*JOB*
Every line that contains the word "highlight" should be copied.

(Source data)

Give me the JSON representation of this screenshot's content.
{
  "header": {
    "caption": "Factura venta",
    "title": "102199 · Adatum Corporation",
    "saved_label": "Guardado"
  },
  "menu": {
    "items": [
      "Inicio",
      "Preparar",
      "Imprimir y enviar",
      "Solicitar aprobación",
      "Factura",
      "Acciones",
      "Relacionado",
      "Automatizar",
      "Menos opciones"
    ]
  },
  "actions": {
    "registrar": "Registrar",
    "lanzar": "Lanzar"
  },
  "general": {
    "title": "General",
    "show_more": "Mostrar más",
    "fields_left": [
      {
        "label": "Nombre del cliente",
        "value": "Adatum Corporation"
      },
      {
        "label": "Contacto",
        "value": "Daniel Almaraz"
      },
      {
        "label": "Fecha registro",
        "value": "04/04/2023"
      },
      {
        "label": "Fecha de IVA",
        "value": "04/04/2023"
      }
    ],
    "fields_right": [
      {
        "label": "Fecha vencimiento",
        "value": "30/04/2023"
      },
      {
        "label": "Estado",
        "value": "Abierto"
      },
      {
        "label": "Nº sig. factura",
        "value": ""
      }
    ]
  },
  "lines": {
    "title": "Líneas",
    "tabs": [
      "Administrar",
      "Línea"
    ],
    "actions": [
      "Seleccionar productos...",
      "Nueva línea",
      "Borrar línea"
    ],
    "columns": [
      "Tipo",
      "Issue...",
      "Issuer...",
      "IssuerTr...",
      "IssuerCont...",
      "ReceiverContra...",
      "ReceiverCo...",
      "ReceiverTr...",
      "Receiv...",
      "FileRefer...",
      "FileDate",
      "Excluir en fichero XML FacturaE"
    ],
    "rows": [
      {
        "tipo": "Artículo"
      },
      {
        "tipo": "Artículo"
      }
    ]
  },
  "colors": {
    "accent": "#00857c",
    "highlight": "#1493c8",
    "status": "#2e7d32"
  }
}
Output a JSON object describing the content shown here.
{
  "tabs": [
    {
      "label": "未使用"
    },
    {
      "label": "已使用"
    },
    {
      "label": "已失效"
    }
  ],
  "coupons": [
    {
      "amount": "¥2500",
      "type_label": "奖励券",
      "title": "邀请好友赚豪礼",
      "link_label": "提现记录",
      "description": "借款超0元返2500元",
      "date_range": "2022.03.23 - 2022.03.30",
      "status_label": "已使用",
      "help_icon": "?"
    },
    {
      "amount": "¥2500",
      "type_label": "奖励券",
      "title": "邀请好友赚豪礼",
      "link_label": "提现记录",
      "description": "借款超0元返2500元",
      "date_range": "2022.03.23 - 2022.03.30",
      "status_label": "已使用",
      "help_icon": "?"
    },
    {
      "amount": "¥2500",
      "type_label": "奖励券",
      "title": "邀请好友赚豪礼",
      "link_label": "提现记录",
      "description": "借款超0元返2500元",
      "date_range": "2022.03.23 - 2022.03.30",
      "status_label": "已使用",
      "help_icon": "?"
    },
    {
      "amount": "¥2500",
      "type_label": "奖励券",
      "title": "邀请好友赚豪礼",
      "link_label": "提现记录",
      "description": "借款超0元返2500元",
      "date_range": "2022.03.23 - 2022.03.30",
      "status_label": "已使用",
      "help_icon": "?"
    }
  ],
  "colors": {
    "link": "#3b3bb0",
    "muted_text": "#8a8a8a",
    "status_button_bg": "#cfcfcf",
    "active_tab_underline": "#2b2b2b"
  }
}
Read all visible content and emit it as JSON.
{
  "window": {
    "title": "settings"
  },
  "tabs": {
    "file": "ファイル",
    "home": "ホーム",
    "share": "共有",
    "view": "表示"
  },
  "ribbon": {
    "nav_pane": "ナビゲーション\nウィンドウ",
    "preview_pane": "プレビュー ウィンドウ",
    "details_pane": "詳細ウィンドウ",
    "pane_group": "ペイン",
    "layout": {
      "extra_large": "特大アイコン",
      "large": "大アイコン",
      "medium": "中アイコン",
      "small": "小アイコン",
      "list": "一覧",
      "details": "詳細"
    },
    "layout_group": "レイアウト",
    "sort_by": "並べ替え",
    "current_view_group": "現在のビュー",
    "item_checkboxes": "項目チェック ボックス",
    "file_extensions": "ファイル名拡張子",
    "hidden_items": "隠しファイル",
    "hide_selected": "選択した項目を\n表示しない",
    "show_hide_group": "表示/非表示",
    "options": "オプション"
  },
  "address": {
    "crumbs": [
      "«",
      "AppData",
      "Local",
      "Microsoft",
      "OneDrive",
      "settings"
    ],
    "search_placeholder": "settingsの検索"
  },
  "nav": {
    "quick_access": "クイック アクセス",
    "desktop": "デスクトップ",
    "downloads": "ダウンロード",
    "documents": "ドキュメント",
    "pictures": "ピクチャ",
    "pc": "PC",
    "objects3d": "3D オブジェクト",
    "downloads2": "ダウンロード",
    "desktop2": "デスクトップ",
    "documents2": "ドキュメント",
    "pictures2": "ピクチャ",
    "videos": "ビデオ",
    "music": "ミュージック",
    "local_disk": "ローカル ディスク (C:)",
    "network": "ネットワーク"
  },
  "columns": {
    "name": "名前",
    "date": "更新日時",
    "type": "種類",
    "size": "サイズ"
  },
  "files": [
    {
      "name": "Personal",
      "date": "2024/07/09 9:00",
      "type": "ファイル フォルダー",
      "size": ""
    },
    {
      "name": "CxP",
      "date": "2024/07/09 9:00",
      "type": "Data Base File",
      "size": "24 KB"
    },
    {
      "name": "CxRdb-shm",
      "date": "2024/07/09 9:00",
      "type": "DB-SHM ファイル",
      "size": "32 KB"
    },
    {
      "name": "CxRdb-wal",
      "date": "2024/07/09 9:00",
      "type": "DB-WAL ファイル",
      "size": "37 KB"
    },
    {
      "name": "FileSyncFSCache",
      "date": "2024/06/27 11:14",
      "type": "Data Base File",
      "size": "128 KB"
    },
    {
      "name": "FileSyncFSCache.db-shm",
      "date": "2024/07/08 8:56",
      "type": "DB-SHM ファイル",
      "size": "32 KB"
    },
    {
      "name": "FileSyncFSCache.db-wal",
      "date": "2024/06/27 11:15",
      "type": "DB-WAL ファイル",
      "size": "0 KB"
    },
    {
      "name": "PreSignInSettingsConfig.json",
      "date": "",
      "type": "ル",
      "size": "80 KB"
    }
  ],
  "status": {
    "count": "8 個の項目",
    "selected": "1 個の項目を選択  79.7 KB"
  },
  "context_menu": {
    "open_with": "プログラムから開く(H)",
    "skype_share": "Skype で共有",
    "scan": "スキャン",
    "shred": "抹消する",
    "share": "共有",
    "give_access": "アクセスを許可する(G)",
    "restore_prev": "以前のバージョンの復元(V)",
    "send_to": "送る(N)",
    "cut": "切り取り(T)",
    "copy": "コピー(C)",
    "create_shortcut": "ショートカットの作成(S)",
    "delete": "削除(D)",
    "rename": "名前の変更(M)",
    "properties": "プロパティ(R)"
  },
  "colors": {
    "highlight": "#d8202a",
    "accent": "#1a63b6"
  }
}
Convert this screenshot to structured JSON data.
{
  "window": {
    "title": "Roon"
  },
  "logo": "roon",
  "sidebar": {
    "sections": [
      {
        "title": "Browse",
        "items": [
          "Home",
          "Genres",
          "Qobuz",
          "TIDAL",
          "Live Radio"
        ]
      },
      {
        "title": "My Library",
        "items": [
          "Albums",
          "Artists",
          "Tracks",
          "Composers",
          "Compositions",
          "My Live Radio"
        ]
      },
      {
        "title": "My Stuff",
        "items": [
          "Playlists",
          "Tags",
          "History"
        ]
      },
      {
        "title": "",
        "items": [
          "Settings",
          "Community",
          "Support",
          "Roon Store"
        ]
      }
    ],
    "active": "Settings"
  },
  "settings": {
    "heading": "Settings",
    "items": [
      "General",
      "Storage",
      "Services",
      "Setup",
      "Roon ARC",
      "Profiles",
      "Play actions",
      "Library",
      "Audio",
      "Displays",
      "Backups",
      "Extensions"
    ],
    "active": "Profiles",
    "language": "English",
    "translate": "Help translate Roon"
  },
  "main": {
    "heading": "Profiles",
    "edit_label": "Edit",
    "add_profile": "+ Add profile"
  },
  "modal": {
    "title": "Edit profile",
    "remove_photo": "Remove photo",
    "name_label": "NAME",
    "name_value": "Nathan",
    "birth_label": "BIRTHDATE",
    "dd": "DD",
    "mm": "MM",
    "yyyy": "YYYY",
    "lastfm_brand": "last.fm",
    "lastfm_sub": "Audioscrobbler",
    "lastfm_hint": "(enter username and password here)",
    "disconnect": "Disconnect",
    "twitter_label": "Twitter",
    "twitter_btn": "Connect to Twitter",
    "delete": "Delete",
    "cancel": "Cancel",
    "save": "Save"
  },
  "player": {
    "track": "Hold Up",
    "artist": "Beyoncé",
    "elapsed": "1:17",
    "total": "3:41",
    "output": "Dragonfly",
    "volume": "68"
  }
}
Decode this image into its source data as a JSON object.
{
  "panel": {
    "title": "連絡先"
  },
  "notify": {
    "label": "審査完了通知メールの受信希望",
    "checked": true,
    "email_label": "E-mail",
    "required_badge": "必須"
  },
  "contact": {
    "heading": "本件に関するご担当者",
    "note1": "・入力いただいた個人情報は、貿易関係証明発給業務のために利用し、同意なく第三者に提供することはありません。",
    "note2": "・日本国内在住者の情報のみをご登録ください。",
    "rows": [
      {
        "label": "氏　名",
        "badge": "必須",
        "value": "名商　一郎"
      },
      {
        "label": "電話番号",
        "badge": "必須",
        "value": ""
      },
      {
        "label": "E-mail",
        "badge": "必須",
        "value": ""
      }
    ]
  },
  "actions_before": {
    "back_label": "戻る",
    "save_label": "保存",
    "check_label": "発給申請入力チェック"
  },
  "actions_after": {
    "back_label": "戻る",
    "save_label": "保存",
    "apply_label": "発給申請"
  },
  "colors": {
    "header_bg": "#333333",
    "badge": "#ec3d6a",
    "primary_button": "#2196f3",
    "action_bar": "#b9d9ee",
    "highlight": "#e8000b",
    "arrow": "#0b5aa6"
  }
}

*ANSWER FOR THE TASK*
    "highlight": "#1493c8",
    "highlight": "#d8202a",
    "highlight": "#e8000b",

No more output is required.